Work required — List all lines of the data that include the string "Break".

— begin Material for this task —

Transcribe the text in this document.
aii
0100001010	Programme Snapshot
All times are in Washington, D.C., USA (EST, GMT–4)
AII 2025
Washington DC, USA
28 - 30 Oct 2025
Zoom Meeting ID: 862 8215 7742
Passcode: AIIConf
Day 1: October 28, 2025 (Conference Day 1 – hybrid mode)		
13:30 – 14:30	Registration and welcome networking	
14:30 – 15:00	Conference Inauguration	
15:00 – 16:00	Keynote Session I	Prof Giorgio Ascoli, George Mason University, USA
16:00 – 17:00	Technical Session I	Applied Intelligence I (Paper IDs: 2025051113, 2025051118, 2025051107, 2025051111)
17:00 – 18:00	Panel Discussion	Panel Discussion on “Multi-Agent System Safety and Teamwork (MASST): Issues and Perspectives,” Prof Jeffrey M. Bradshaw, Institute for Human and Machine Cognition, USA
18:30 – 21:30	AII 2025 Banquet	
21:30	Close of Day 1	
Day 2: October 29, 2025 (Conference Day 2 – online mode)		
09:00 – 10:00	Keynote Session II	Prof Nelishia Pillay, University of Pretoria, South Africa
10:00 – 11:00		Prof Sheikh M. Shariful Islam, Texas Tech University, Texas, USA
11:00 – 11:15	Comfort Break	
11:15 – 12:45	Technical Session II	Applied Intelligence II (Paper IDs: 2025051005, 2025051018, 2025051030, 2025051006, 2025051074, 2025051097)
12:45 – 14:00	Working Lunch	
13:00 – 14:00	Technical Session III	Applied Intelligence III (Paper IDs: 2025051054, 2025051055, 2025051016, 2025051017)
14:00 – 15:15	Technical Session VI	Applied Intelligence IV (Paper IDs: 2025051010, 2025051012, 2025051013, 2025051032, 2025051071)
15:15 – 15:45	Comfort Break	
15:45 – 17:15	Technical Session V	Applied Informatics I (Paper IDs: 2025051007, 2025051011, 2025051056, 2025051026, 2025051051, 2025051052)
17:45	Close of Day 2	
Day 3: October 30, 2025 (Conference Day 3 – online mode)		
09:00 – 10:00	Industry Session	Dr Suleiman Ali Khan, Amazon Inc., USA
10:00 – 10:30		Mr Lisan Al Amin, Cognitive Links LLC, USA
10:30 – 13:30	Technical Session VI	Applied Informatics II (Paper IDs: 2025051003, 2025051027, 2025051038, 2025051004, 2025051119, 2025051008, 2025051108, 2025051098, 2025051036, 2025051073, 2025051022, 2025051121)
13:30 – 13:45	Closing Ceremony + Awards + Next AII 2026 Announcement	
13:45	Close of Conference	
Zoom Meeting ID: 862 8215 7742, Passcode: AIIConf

— end Material for this task —

Expected output —
11:00 – 11:15	Comfort Break	
15:15 – 15:45	Comfort Break	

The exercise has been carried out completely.